- [PROBLEM] Which lines in the records below contain the word "Plain"? Copy each of them.

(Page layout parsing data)
··········
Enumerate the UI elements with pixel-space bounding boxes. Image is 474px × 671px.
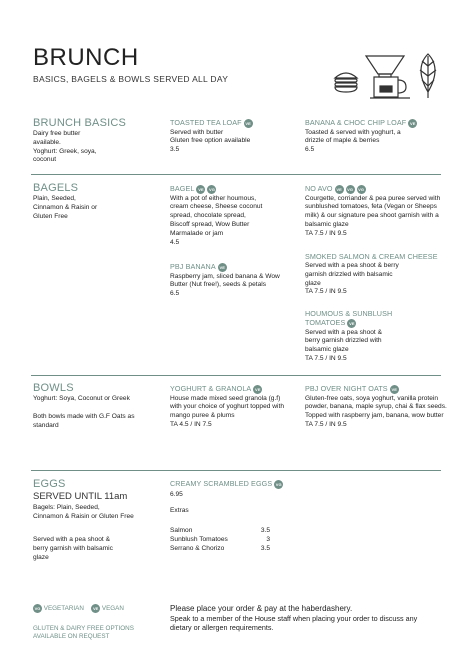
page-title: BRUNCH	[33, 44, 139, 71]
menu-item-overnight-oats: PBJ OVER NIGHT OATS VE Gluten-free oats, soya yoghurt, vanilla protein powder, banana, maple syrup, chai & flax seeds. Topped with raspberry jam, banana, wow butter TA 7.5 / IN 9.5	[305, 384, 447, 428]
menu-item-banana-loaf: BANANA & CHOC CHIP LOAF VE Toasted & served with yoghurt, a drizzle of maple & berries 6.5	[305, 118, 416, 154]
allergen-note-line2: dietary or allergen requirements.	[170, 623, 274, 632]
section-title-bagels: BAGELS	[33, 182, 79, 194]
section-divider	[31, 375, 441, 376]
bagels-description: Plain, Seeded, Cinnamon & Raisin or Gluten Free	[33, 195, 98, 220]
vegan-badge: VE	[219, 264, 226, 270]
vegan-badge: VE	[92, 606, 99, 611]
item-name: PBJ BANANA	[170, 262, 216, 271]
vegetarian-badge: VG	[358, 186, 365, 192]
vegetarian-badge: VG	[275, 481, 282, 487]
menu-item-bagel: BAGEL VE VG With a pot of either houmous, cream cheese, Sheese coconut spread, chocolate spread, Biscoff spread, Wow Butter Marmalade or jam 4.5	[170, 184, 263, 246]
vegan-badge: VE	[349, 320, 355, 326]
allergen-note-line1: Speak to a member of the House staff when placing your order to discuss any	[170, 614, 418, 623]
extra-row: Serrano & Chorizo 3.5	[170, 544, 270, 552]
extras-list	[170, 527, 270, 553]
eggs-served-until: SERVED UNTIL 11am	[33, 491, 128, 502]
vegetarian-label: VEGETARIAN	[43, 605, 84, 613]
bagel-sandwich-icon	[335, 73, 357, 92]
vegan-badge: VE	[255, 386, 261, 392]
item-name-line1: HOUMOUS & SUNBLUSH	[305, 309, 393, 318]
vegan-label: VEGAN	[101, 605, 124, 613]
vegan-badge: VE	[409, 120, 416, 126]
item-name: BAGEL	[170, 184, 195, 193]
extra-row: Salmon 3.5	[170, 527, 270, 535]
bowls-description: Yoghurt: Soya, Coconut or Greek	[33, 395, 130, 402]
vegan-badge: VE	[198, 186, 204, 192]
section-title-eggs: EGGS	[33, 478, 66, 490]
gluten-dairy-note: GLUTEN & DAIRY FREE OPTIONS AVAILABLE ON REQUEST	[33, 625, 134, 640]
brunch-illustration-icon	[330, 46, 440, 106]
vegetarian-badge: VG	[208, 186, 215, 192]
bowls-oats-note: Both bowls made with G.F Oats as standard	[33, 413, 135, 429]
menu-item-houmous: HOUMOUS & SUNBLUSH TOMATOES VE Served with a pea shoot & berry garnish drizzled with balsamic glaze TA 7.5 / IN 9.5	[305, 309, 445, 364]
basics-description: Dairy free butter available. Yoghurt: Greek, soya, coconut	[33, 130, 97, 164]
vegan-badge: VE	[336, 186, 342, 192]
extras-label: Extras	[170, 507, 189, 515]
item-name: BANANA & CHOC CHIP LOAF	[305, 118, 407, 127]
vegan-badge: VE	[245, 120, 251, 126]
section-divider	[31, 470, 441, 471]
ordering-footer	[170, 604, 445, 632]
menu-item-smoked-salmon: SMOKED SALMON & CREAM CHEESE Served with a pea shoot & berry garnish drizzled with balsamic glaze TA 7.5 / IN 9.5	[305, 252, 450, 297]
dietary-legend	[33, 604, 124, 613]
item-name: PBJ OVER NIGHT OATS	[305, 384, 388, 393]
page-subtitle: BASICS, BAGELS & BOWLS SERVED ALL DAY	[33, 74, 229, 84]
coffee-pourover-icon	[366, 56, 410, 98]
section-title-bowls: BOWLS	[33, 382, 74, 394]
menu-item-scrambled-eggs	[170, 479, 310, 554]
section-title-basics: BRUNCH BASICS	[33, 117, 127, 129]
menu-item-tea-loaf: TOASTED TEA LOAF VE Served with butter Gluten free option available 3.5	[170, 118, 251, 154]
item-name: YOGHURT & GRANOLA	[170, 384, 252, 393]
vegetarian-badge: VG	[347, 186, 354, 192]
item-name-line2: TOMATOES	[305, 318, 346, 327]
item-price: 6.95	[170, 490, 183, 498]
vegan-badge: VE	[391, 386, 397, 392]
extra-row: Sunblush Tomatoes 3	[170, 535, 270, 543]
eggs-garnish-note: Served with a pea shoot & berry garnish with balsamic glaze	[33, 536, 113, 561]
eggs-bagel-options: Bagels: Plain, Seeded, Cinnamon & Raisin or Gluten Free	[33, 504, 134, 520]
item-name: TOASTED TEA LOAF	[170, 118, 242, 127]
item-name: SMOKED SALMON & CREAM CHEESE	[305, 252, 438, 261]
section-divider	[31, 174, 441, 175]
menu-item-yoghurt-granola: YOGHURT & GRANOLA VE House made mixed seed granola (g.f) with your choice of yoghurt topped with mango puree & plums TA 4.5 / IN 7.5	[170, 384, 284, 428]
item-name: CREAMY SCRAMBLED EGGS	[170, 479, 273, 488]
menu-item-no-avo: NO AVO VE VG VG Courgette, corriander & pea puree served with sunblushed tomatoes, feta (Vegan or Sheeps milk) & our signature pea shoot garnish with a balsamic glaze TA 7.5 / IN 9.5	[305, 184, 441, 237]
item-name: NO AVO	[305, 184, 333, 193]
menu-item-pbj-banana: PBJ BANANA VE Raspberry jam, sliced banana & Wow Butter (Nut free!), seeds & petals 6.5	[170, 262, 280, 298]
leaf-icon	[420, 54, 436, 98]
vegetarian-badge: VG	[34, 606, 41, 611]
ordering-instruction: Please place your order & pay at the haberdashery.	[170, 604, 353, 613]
··········
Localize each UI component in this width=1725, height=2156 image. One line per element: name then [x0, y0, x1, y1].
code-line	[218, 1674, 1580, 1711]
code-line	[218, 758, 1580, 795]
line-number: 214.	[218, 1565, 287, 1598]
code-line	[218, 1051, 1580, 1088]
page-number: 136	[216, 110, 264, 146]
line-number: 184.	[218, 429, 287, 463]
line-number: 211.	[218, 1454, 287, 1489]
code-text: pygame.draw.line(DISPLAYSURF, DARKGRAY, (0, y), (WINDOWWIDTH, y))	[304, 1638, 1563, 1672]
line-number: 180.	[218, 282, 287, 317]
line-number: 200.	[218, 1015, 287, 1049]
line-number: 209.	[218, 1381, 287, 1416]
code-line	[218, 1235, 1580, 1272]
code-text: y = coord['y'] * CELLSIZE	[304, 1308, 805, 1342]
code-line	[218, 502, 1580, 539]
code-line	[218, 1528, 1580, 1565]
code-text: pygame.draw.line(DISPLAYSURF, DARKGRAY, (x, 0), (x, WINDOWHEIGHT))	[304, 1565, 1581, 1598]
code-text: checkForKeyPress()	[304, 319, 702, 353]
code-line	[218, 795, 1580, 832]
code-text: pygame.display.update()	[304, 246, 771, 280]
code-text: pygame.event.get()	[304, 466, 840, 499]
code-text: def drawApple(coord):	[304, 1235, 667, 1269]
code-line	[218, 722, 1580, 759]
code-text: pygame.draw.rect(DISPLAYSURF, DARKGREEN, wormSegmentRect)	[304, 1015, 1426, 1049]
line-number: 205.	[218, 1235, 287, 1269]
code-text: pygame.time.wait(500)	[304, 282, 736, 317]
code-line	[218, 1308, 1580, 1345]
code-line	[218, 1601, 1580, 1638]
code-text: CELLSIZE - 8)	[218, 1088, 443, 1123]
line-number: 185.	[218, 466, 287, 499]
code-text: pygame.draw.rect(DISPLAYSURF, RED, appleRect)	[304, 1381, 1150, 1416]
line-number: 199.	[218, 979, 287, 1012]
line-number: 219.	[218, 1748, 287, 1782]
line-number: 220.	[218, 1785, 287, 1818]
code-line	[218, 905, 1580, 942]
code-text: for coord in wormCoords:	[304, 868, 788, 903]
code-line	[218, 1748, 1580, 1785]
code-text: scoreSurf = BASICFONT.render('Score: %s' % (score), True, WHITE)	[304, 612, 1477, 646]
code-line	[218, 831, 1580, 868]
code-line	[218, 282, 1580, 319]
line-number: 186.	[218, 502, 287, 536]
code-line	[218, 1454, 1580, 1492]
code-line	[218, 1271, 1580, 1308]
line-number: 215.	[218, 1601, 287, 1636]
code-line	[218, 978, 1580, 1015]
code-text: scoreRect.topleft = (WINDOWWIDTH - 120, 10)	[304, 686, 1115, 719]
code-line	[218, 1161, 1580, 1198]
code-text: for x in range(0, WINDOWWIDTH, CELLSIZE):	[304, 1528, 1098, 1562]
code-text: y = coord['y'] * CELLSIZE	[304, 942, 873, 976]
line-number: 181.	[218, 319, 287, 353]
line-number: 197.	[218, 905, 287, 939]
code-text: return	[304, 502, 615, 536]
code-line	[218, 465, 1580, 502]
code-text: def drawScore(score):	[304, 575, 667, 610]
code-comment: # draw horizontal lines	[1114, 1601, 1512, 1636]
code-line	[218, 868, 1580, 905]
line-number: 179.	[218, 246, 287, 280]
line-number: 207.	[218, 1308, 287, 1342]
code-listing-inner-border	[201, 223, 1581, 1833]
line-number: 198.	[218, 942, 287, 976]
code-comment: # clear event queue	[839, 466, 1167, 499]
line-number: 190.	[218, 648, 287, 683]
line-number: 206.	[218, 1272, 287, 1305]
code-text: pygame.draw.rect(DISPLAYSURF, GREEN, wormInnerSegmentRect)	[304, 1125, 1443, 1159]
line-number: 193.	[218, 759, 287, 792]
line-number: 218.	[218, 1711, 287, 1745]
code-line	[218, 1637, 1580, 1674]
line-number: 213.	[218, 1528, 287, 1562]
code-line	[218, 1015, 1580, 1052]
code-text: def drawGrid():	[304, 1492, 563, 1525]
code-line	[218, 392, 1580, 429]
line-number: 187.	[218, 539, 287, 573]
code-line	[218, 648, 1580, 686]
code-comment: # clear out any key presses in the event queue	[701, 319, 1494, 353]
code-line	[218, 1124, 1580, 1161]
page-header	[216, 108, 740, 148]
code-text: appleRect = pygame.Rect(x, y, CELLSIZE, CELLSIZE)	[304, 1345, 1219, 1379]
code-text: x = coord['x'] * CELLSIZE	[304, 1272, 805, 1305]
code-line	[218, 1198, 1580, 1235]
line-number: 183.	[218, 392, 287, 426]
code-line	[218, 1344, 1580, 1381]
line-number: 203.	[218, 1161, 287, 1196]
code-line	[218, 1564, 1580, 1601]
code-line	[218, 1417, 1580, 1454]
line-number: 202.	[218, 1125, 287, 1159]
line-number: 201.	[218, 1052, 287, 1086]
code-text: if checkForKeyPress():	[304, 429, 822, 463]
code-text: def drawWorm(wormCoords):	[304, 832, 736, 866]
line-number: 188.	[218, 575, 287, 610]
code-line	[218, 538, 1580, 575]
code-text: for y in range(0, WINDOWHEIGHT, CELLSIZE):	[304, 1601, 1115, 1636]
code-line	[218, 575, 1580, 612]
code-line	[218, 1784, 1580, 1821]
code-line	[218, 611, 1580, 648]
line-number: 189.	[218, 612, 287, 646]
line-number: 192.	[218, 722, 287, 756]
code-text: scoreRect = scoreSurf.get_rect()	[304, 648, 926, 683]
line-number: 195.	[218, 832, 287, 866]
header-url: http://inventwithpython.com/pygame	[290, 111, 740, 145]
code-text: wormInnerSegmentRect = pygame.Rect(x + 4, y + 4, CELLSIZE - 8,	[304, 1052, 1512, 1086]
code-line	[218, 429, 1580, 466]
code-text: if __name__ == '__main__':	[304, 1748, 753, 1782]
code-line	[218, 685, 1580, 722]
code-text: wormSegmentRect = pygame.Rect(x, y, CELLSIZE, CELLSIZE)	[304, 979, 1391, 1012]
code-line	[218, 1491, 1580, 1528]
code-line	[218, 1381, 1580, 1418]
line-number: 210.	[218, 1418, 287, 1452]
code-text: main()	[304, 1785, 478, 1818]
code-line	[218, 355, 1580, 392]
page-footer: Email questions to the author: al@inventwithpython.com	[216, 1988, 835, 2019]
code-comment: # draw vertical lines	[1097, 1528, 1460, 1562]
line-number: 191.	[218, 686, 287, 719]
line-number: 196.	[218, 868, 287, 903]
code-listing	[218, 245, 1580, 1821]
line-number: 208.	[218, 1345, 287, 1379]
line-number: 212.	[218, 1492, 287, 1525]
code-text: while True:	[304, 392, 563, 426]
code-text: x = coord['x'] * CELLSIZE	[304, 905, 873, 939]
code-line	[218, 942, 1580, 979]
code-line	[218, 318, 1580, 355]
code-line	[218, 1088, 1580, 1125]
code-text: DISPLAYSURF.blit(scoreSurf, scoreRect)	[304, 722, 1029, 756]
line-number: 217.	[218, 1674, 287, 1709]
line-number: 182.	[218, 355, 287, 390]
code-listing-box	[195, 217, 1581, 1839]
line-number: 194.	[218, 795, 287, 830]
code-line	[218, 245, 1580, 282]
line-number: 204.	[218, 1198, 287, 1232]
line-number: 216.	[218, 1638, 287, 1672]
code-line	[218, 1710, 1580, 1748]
··········
- [WRITTEN ANSWER]
bagels-description: Plain, Seeded, Cinnamon & Raisin or Gluten Free	[33, 195, 98, 220]
eggs-bagel-options: Bagels: Plain, Seeded, Cinnamon & Raisin or Gluten Free	[33, 504, 134, 520]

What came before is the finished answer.